TASK DESCRIPTION
Find the word "Reminder" in the records below. List each line containing it.

[Lines of data]
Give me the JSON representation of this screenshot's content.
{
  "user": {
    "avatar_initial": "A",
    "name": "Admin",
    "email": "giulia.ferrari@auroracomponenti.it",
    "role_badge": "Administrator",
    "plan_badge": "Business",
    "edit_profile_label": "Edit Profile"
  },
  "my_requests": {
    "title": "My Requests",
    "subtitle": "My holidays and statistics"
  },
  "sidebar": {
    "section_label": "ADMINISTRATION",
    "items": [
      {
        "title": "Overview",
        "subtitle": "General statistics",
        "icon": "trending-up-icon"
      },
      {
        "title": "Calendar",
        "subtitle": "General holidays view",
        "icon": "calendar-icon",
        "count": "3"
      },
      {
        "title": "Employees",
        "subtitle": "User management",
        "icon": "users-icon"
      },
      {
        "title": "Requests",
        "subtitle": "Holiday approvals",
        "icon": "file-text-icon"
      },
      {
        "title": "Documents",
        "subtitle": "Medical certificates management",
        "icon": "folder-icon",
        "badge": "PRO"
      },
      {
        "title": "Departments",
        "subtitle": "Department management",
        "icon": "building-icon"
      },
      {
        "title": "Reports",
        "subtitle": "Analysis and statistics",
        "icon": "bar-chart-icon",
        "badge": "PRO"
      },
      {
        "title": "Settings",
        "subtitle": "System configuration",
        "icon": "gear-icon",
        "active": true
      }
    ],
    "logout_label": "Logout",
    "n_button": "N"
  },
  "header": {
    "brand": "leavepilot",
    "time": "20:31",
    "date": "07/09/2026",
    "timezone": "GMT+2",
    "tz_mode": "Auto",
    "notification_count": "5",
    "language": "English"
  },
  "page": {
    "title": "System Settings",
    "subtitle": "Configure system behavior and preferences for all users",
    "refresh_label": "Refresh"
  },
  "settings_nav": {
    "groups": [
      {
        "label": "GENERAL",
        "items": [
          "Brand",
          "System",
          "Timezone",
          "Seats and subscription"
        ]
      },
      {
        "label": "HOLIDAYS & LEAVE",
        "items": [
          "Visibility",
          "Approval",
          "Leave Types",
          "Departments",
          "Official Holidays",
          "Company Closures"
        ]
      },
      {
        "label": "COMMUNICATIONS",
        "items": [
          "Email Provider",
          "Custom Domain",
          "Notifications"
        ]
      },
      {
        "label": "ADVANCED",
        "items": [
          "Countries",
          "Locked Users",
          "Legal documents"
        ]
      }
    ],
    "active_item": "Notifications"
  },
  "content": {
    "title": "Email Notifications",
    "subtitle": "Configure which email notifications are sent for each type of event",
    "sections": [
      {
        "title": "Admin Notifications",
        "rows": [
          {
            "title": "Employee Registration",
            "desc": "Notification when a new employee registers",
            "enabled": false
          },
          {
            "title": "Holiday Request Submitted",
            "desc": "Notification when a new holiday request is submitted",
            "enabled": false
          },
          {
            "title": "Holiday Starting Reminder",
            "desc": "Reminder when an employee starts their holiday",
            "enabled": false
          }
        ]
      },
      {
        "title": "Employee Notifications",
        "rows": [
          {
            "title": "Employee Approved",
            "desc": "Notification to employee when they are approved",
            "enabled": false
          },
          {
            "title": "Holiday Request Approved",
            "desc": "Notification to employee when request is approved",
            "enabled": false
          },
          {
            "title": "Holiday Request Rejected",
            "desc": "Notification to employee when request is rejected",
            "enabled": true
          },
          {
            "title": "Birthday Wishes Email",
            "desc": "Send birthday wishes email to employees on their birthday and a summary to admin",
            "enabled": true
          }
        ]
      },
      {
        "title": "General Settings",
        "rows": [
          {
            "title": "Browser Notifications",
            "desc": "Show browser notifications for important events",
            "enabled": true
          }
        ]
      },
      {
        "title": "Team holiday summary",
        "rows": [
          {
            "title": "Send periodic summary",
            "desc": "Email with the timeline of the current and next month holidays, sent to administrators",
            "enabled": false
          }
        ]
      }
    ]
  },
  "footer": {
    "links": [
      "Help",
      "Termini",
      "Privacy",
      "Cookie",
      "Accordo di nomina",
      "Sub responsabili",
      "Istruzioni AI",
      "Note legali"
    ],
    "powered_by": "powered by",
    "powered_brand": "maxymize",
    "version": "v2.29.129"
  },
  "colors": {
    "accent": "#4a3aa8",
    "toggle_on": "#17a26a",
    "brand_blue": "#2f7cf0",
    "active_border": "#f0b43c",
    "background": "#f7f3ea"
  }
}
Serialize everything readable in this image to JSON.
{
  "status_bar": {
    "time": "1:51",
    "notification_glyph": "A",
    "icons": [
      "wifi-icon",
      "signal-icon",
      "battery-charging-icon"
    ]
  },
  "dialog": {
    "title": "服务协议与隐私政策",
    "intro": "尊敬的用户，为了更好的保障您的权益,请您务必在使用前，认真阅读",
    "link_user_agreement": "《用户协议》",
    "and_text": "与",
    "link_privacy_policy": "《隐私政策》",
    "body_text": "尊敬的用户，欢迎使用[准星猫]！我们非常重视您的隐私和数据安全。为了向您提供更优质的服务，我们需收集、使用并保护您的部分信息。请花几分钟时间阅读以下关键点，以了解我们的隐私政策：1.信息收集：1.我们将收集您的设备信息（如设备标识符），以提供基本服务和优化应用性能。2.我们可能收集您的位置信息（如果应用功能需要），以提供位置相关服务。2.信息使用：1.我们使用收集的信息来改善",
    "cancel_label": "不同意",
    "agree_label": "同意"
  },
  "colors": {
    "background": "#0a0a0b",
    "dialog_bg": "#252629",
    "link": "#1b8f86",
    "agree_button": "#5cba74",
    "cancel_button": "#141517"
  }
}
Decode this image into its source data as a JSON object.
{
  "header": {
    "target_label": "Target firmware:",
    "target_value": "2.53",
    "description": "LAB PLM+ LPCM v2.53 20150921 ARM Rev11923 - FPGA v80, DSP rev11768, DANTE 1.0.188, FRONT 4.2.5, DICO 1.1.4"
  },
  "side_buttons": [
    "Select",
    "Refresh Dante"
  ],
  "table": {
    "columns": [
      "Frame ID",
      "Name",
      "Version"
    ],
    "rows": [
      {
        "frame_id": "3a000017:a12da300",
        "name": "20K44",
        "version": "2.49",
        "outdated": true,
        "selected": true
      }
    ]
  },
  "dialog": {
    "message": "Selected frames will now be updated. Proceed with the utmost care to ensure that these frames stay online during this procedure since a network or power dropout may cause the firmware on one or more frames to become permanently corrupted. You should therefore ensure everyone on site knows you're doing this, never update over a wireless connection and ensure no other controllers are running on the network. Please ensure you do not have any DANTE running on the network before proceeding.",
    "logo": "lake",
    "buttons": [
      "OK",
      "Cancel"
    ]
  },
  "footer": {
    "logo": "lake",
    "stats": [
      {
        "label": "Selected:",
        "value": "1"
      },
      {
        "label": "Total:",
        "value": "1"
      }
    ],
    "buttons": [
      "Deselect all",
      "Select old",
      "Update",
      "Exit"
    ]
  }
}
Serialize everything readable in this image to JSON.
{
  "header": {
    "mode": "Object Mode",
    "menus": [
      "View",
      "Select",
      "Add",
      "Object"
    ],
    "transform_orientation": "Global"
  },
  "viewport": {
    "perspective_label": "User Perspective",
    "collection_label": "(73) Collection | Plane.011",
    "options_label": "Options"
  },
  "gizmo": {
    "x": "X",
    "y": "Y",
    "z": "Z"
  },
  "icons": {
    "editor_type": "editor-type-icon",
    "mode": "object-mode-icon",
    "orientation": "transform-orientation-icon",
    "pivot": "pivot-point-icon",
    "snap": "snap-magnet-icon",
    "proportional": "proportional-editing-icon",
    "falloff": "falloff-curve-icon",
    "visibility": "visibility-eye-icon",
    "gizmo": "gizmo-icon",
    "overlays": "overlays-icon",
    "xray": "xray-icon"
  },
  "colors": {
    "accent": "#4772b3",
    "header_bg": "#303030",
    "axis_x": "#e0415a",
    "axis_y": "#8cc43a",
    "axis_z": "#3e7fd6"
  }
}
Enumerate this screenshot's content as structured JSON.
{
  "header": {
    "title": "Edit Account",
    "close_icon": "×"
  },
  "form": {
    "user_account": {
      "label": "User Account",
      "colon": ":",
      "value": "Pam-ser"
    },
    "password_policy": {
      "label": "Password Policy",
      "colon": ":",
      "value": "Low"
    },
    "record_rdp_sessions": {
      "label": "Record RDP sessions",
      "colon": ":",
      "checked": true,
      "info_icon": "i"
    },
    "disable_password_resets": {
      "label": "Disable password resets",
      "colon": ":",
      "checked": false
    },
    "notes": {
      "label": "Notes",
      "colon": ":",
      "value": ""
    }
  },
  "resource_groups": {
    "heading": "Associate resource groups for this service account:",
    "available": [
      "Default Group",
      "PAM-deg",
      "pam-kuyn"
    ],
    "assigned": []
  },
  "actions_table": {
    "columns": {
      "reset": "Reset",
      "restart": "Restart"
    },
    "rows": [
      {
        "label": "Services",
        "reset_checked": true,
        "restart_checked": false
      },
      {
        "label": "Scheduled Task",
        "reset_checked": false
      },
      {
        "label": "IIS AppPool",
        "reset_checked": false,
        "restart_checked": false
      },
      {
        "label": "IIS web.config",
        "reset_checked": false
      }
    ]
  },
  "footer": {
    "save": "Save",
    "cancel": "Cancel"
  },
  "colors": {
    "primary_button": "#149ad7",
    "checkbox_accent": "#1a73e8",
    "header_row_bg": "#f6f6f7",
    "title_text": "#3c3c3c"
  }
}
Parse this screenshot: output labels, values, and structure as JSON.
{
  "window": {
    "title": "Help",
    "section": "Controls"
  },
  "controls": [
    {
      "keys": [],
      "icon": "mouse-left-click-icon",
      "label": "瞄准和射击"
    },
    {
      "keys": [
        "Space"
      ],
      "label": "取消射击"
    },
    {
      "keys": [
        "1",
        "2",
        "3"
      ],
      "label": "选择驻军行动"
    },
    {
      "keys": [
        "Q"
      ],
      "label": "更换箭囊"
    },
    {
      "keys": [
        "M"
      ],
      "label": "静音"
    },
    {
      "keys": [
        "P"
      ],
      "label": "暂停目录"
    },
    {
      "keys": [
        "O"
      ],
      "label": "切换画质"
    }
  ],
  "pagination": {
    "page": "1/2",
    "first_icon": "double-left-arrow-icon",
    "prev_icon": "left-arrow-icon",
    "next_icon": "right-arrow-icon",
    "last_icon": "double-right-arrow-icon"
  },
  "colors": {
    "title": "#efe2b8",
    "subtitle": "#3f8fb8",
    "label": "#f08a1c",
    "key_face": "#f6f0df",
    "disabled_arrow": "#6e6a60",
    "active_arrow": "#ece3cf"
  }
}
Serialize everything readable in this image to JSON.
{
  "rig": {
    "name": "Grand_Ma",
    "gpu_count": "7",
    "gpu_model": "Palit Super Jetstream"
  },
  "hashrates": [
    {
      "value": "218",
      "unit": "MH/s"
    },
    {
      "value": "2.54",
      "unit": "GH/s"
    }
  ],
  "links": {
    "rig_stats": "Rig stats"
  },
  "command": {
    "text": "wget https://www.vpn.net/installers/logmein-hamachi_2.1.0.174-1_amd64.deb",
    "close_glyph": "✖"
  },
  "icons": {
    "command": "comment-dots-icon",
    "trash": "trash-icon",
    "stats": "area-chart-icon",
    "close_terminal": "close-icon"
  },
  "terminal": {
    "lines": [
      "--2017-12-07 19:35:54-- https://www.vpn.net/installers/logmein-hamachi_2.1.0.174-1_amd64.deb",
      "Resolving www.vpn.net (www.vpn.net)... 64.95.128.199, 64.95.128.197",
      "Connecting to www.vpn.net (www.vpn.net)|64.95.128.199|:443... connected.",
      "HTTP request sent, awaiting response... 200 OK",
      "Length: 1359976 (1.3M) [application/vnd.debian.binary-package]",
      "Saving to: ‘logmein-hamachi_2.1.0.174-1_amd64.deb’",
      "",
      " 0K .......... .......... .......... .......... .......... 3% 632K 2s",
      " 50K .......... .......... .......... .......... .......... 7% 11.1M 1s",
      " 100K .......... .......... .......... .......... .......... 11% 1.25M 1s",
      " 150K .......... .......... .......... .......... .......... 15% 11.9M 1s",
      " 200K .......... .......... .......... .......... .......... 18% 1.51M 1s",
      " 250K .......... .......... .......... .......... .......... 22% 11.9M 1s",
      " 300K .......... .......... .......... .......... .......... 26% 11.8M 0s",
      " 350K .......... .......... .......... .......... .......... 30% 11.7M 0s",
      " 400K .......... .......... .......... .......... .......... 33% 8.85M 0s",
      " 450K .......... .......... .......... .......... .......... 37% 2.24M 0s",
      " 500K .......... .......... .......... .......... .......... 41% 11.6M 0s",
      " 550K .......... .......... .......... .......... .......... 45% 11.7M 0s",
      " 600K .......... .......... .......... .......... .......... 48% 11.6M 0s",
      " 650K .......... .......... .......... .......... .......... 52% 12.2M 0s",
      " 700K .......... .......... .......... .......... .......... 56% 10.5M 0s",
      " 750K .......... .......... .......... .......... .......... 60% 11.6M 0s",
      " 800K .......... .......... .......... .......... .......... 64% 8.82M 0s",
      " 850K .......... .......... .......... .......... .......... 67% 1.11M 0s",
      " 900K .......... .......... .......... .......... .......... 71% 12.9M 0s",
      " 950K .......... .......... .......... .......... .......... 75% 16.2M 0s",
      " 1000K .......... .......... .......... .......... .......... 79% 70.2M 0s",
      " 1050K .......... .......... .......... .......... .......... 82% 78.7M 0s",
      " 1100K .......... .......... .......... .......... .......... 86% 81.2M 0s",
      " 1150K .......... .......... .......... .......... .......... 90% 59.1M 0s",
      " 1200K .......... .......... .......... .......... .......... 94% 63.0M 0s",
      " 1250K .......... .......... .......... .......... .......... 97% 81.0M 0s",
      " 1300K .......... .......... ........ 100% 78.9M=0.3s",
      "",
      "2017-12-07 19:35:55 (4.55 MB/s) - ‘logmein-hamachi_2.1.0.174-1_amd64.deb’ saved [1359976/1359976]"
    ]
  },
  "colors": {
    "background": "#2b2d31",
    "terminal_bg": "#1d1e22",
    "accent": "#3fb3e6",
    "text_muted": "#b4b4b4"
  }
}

OUTPUT BELOW
            "title": "Holiday Starting Reminder",
            "desc": "Reminder when an employee starts their holiday",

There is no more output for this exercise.